REQUIRED WORK:
Identify each line holding the string "statyczny" and copy it.

________

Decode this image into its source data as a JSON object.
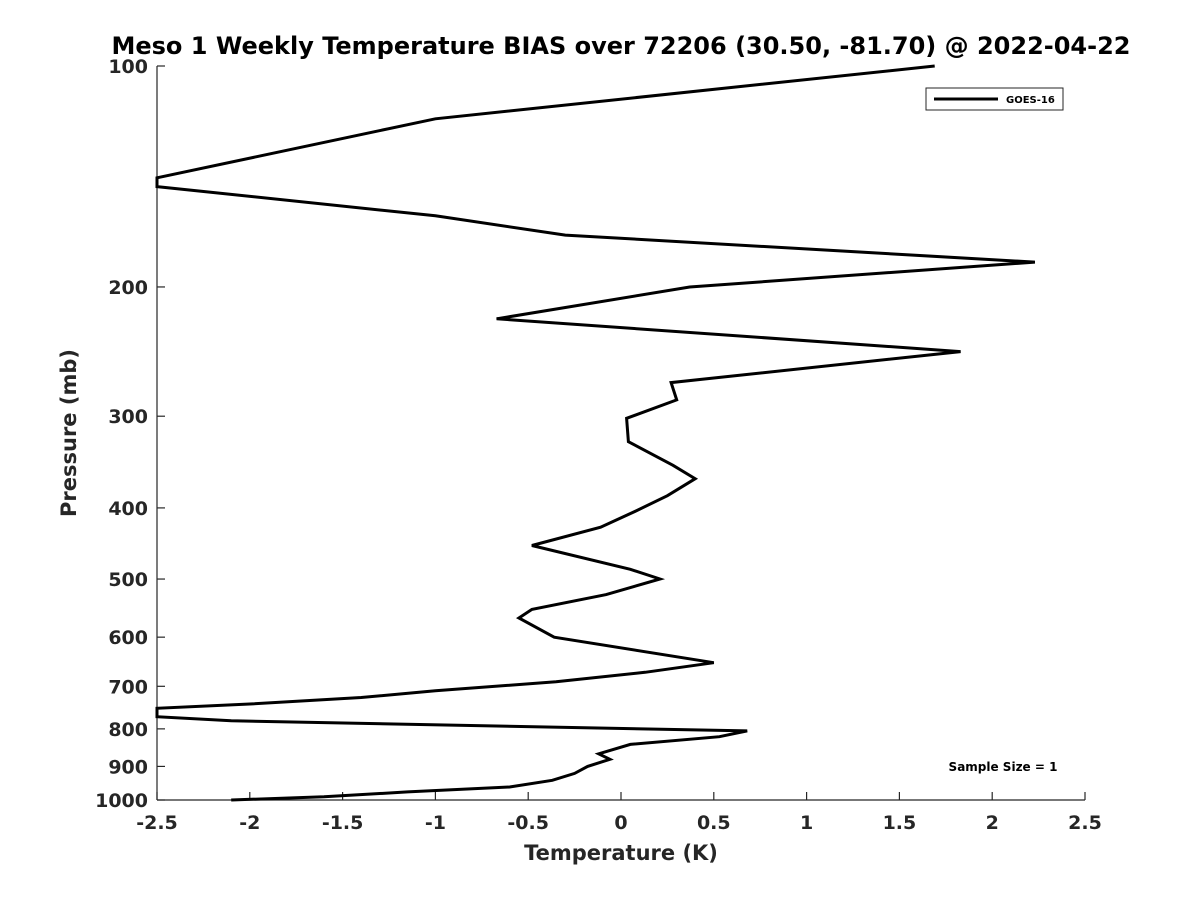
{
  "chart_data": {
    "type": "line",
    "title": "Meso 1 Weekly Temperature BIAS over 72206 (30.50, -81.70) @ 2022-04-22",
    "xlabel": "Temperature (K)",
    "ylabel": "Pressure (mb)",
    "xlim": [
      -2.5,
      2.5
    ],
    "ylim": [
      100,
      1000
    ],
    "yscale": "log",
    "yaxis_reversed": true,
    "xticks": [
      -2.5,
      -2,
      -1.5,
      -1,
      -0.5,
      0,
      0.5,
      1,
      1.5,
      2,
      2.5
    ],
    "xtick_labels": [
      "-2.5",
      "-2",
      "-1.5",
      "-1",
      "-0.5",
      "0",
      "0.5",
      "1",
      "1.5",
      "2",
      "2.5"
    ],
    "yticks": [
      100,
      200,
      300,
      400,
      500,
      600,
      700,
      800,
      900,
      1000
    ],
    "ytick_labels": [
      "100",
      "200",
      "300",
      "400",
      "500",
      "600",
      "700",
      "800",
      "900",
      "1000"
    ],
    "grid": false,
    "legend": "top-right",
    "annotation": "Sample Size = 1",
    "series": [
      {
        "name": "GOES-16",
        "color": "#000000",
        "points": [
          {
            "x": 1.69,
            "p": 100
          },
          {
            "x": -1.0,
            "p": 118
          },
          {
            "x": -2.5,
            "p": 142
          },
          {
            "x": -2.5,
            "p": 146
          },
          {
            "x": -1.0,
            "p": 160
          },
          {
            "x": -0.3,
            "p": 170
          },
          {
            "x": 2.23,
            "p": 185
          },
          {
            "x": 0.37,
            "p": 200
          },
          {
            "x": -0.67,
            "p": 221
          },
          {
            "x": 1.83,
            "p": 245
          },
          {
            "x": 0.27,
            "p": 270
          },
          {
            "x": 0.3,
            "p": 285
          },
          {
            "x": 0.03,
            "p": 302
          },
          {
            "x": 0.04,
            "p": 325
          },
          {
            "x": 0.28,
            "p": 350
          },
          {
            "x": 0.4,
            "p": 365
          },
          {
            "x": 0.25,
            "p": 385
          },
          {
            "x": 0.07,
            "p": 405
          },
          {
            "x": -0.11,
            "p": 425
          },
          {
            "x": -0.48,
            "p": 450
          },
          {
            "x": 0.05,
            "p": 485
          },
          {
            "x": 0.21,
            "p": 500
          },
          {
            "x": -0.08,
            "p": 525
          },
          {
            "x": -0.48,
            "p": 550
          },
          {
            "x": -0.55,
            "p": 565
          },
          {
            "x": -0.36,
            "p": 600
          },
          {
            "x": 0.5,
            "p": 650
          },
          {
            "x": 0.13,
            "p": 670
          },
          {
            "x": -0.35,
            "p": 690
          },
          {
            "x": -1.0,
            "p": 710
          },
          {
            "x": -1.4,
            "p": 725
          },
          {
            "x": -2.0,
            "p": 740
          },
          {
            "x": -2.5,
            "p": 750
          },
          {
            "x": -2.5,
            "p": 770
          },
          {
            "x": -2.1,
            "p": 780
          },
          {
            "x": 0.68,
            "p": 805
          },
          {
            "x": 0.53,
            "p": 820
          },
          {
            "x": 0.05,
            "p": 840
          },
          {
            "x": -0.12,
            "p": 865
          },
          {
            "x": -0.06,
            "p": 880
          },
          {
            "x": -0.18,
            "p": 900
          },
          {
            "x": -0.25,
            "p": 920
          },
          {
            "x": -0.37,
            "p": 940
          },
          {
            "x": -0.6,
            "p": 960
          },
          {
            "x": -1.15,
            "p": 975
          },
          {
            "x": -1.6,
            "p": 990
          },
          {
            "x": -2.1,
            "p": 1000
          }
        ]
      }
    ]
  }
}
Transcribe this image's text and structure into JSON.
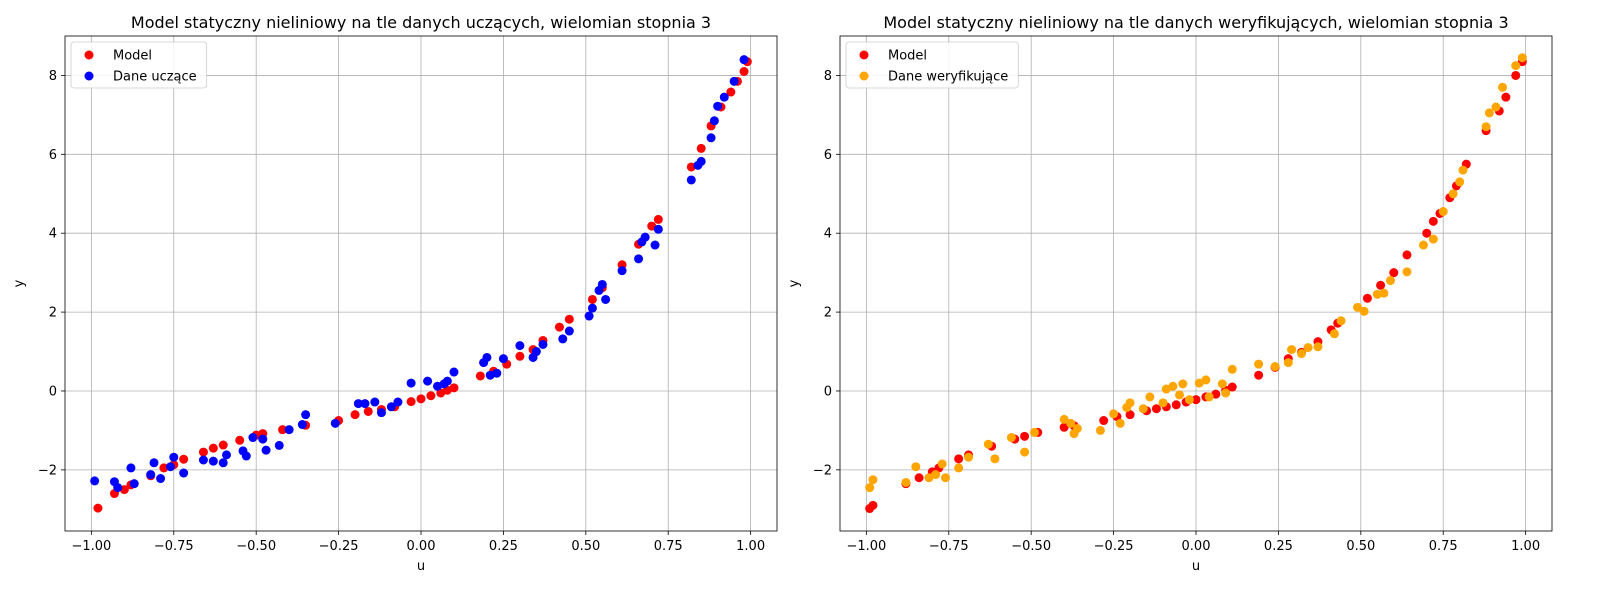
{
  "chart_data": [
    {
      "type": "scatter",
      "title": "Model statyczny nieliniowy na tle danych uczących, wielomian stopnia 3",
      "xlabel": "u",
      "ylabel": "y",
      "xlim": [
        -1.08,
        1.08
      ],
      "ylim": [
        -3.55,
        9.0
      ],
      "xticks": [
        -1.0,
        -0.75,
        -0.5,
        -0.25,
        0.0,
        0.25,
        0.5,
        0.75,
        1.0
      ],
      "xtick_labels": [
        "−1.00",
        "−0.75",
        "−0.50",
        "−0.25",
        "0.00",
        "0.25",
        "0.50",
        "0.75",
        "1.00"
      ],
      "yticks": [
        -2,
        0,
        2,
        4,
        6,
        8
      ],
      "ytick_labels": [
        "−2",
        "0",
        "2",
        "4",
        "6",
        "8"
      ],
      "grid": true,
      "legend_position": "top-left",
      "series": [
        {
          "name": "Model",
          "color": "#ff0000",
          "points": [
            [
              -0.98,
              -2.97
            ],
            [
              -0.93,
              -2.6
            ],
            [
              -0.9,
              -2.5
            ],
            [
              -0.88,
              -2.38
            ],
            [
              -0.82,
              -2.15
            ],
            [
              -0.78,
              -1.95
            ],
            [
              -0.75,
              -1.87
            ],
            [
              -0.72,
              -1.73
            ],
            [
              -0.66,
              -1.55
            ],
            [
              -0.63,
              -1.45
            ],
            [
              -0.6,
              -1.37
            ],
            [
              -0.55,
              -1.25
            ],
            [
              -0.5,
              -1.12
            ],
            [
              -0.48,
              -1.08
            ],
            [
              -0.42,
              -0.98
            ],
            [
              -0.35,
              -0.87
            ],
            [
              -0.25,
              -0.75
            ],
            [
              -0.2,
              -0.6
            ],
            [
              -0.16,
              -0.52
            ],
            [
              -0.12,
              -0.47
            ],
            [
              -0.08,
              -0.4
            ],
            [
              -0.03,
              -0.27
            ],
            [
              0.0,
              -0.2
            ],
            [
              0.03,
              -0.12
            ],
            [
              0.06,
              -0.05
            ],
            [
              0.08,
              0.02
            ],
            [
              0.1,
              0.08
            ],
            [
              0.18,
              0.38
            ],
            [
              0.22,
              0.5
            ],
            [
              0.26,
              0.68
            ],
            [
              0.3,
              0.88
            ],
            [
              0.34,
              1.05
            ],
            [
              0.37,
              1.28
            ],
            [
              0.42,
              1.62
            ],
            [
              0.45,
              1.82
            ],
            [
              0.52,
              2.32
            ],
            [
              0.55,
              2.62
            ],
            [
              0.61,
              3.2
            ],
            [
              0.66,
              3.72
            ],
            [
              0.7,
              4.18
            ],
            [
              0.72,
              4.35
            ],
            [
              0.82,
              5.68
            ],
            [
              0.85,
              6.15
            ],
            [
              0.88,
              6.72
            ],
            [
              0.91,
              7.2
            ],
            [
              0.94,
              7.58
            ],
            [
              0.96,
              7.85
            ],
            [
              0.98,
              8.1
            ],
            [
              0.99,
              8.35
            ]
          ]
        },
        {
          "name": "Dane uczące",
          "color": "#0000ff",
          "points": [
            [
              -0.99,
              -2.28
            ],
            [
              -0.93,
              -2.3
            ],
            [
              -0.92,
              -2.45
            ],
            [
              -0.88,
              -1.95
            ],
            [
              -0.87,
              -2.35
            ],
            [
              -0.82,
              -2.12
            ],
            [
              -0.81,
              -1.82
            ],
            [
              -0.79,
              -2.22
            ],
            [
              -0.76,
              -1.92
            ],
            [
              -0.75,
              -1.68
            ],
            [
              -0.72,
              -2.08
            ],
            [
              -0.66,
              -1.75
            ],
            [
              -0.63,
              -1.78
            ],
            [
              -0.6,
              -1.82
            ],
            [
              -0.59,
              -1.62
            ],
            [
              -0.54,
              -1.52
            ],
            [
              -0.53,
              -1.65
            ],
            [
              -0.51,
              -1.18
            ],
            [
              -0.48,
              -1.22
            ],
            [
              -0.47,
              -1.5
            ],
            [
              -0.43,
              -1.38
            ],
            [
              -0.4,
              -0.98
            ],
            [
              -0.36,
              -0.85
            ],
            [
              -0.35,
              -0.6
            ],
            [
              -0.26,
              -0.82
            ],
            [
              -0.19,
              -0.32
            ],
            [
              -0.17,
              -0.32
            ],
            [
              -0.14,
              -0.28
            ],
            [
              -0.12,
              -0.55
            ],
            [
              -0.09,
              -0.4
            ],
            [
              -0.07,
              -0.28
            ],
            [
              -0.03,
              0.2
            ],
            [
              0.02,
              0.25
            ],
            [
              0.05,
              0.12
            ],
            [
              0.07,
              0.18
            ],
            [
              0.08,
              0.25
            ],
            [
              0.1,
              0.48
            ],
            [
              0.19,
              0.72
            ],
            [
              0.2,
              0.85
            ],
            [
              0.21,
              0.4
            ],
            [
              0.23,
              0.45
            ],
            [
              0.25,
              0.82
            ],
            [
              0.3,
              1.15
            ],
            [
              0.34,
              0.85
            ],
            [
              0.35,
              1.0
            ],
            [
              0.37,
              1.18
            ],
            [
              0.43,
              1.32
            ],
            [
              0.45,
              1.52
            ],
            [
              0.51,
              1.9
            ],
            [
              0.52,
              2.1
            ],
            [
              0.54,
              2.55
            ],
            [
              0.55,
              2.7
            ],
            [
              0.56,
              2.32
            ],
            [
              0.61,
              3.05
            ],
            [
              0.66,
              3.35
            ],
            [
              0.67,
              3.78
            ],
            [
              0.68,
              3.9
            ],
            [
              0.71,
              3.7
            ],
            [
              0.72,
              4.1
            ],
            [
              0.82,
              5.35
            ],
            [
              0.84,
              5.72
            ],
            [
              0.85,
              5.82
            ],
            [
              0.88,
              6.42
            ],
            [
              0.89,
              6.85
            ],
            [
              0.9,
              7.22
            ],
            [
              0.92,
              7.45
            ],
            [
              0.95,
              7.85
            ],
            [
              0.98,
              8.4
            ]
          ]
        }
      ]
    },
    {
      "type": "scatter",
      "title": "Model statyczny nieliniowy na tle danych weryfikujących, wielomian stopnia 3",
      "xlabel": "u",
      "ylabel": "y",
      "xlim": [
        -1.08,
        1.08
      ],
      "ylim": [
        -3.55,
        9.0
      ],
      "xticks": [
        -1.0,
        -0.75,
        -0.5,
        -0.25,
        0.0,
        0.25,
        0.5,
        0.75,
        1.0
      ],
      "xtick_labels": [
        "−1.00",
        "−0.75",
        "−0.50",
        "−0.25",
        "0.00",
        "0.25",
        "0.50",
        "0.75",
        "1.00"
      ],
      "yticks": [
        -2,
        0,
        2,
        4,
        6,
        8
      ],
      "ytick_labels": [
        "−2",
        "0",
        "2",
        "4",
        "6",
        "8"
      ],
      "grid": true,
      "legend_position": "top-left",
      "series": [
        {
          "name": "Model",
          "color": "#ff0000",
          "points": [
            [
              -0.99,
              -2.98
            ],
            [
              -0.98,
              -2.9
            ],
            [
              -0.88,
              -2.35
            ],
            [
              -0.84,
              -2.2
            ],
            [
              -0.8,
              -2.05
            ],
            [
              -0.78,
              -1.95
            ],
            [
              -0.72,
              -1.72
            ],
            [
              -0.69,
              -1.62
            ],
            [
              -0.62,
              -1.4
            ],
            [
              -0.55,
              -1.22
            ],
            [
              -0.52,
              -1.15
            ],
            [
              -0.48,
              -1.05
            ],
            [
              -0.4,
              -0.92
            ],
            [
              -0.37,
              -0.88
            ],
            [
              -0.28,
              -0.75
            ],
            [
              -0.24,
              -0.65
            ],
            [
              -0.2,
              -0.6
            ],
            [
              -0.15,
              -0.5
            ],
            [
              -0.12,
              -0.45
            ],
            [
              -0.09,
              -0.4
            ],
            [
              -0.06,
              -0.35
            ],
            [
              -0.03,
              -0.28
            ],
            [
              0.0,
              -0.22
            ],
            [
              0.03,
              -0.15
            ],
            [
              0.06,
              -0.08
            ],
            [
              0.09,
              0.02
            ],
            [
              0.11,
              0.1
            ],
            [
              0.19,
              0.4
            ],
            [
              0.24,
              0.6
            ],
            [
              0.28,
              0.82
            ],
            [
              0.32,
              0.98
            ],
            [
              0.37,
              1.25
            ],
            [
              0.41,
              1.55
            ],
            [
              0.43,
              1.72
            ],
            [
              0.52,
              2.35
            ],
            [
              0.56,
              2.68
            ],
            [
              0.6,
              3.0
            ],
            [
              0.64,
              3.45
            ],
            [
              0.7,
              4.0
            ],
            [
              0.72,
              4.3
            ],
            [
              0.74,
              4.5
            ],
            [
              0.77,
              4.9
            ],
            [
              0.79,
              5.2
            ],
            [
              0.82,
              5.75
            ],
            [
              0.88,
              6.6
            ],
            [
              0.92,
              7.1
            ],
            [
              0.94,
              7.45
            ],
            [
              0.97,
              8.0
            ],
            [
              0.99,
              8.35
            ]
          ]
        },
        {
          "name": "Dane weryfikujące",
          "color": "#ffa500",
          "points": [
            [
              -0.99,
              -2.45
            ],
            [
              -0.98,
              -2.25
            ],
            [
              -0.88,
              -2.32
            ],
            [
              -0.85,
              -1.92
            ],
            [
              -0.81,
              -2.2
            ],
            [
              -0.79,
              -2.12
            ],
            [
              -0.77,
              -1.85
            ],
            [
              -0.76,
              -2.2
            ],
            [
              -0.72,
              -1.95
            ],
            [
              -0.69,
              -1.68
            ],
            [
              -0.63,
              -1.35
            ],
            [
              -0.61,
              -1.72
            ],
            [
              -0.56,
              -1.18
            ],
            [
              -0.52,
              -1.55
            ],
            [
              -0.49,
              -1.05
            ],
            [
              -0.4,
              -0.72
            ],
            [
              -0.38,
              -0.82
            ],
            [
              -0.37,
              -1.08
            ],
            [
              -0.36,
              -0.95
            ],
            [
              -0.29,
              -1.0
            ],
            [
              -0.25,
              -0.58
            ],
            [
              -0.23,
              -0.82
            ],
            [
              -0.21,
              -0.42
            ],
            [
              -0.2,
              -0.3
            ],
            [
              -0.16,
              -0.45
            ],
            [
              -0.14,
              -0.15
            ],
            [
              -0.1,
              -0.3
            ],
            [
              -0.09,
              0.05
            ],
            [
              -0.07,
              0.12
            ],
            [
              -0.05,
              -0.1
            ],
            [
              -0.04,
              0.18
            ],
            [
              -0.02,
              -0.22
            ],
            [
              0.01,
              0.2
            ],
            [
              0.03,
              0.28
            ],
            [
              0.04,
              -0.15
            ],
            [
              0.08,
              0.18
            ],
            [
              0.09,
              -0.05
            ],
            [
              0.11,
              0.55
            ],
            [
              0.19,
              0.68
            ],
            [
              0.24,
              0.62
            ],
            [
              0.28,
              0.72
            ],
            [
              0.29,
              1.05
            ],
            [
              0.32,
              0.95
            ],
            [
              0.34,
              1.1
            ],
            [
              0.37,
              1.12
            ],
            [
              0.42,
              1.45
            ],
            [
              0.44,
              1.78
            ],
            [
              0.49,
              2.12
            ],
            [
              0.51,
              2.02
            ],
            [
              0.55,
              2.45
            ],
            [
              0.57,
              2.48
            ],
            [
              0.59,
              2.8
            ],
            [
              0.64,
              3.02
            ],
            [
              0.69,
              3.7
            ],
            [
              0.72,
              3.85
            ],
            [
              0.75,
              4.55
            ],
            [
              0.78,
              5.0
            ],
            [
              0.8,
              5.3
            ],
            [
              0.81,
              5.6
            ],
            [
              0.88,
              6.7
            ],
            [
              0.89,
              7.05
            ],
            [
              0.91,
              7.2
            ],
            [
              0.93,
              7.7
            ],
            [
              0.97,
              8.25
            ],
            [
              0.99,
              8.45
            ]
          ]
        }
      ]
    }
  ]
}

________

PROBLEM SOLUTION:
      "title": "Model statyczny nieliniowy na tle danych uczących, wielomian stopnia 3",
      "title": "Model statyczny nieliniowy na tle danych weryfikujących, wielomian stopnia 3",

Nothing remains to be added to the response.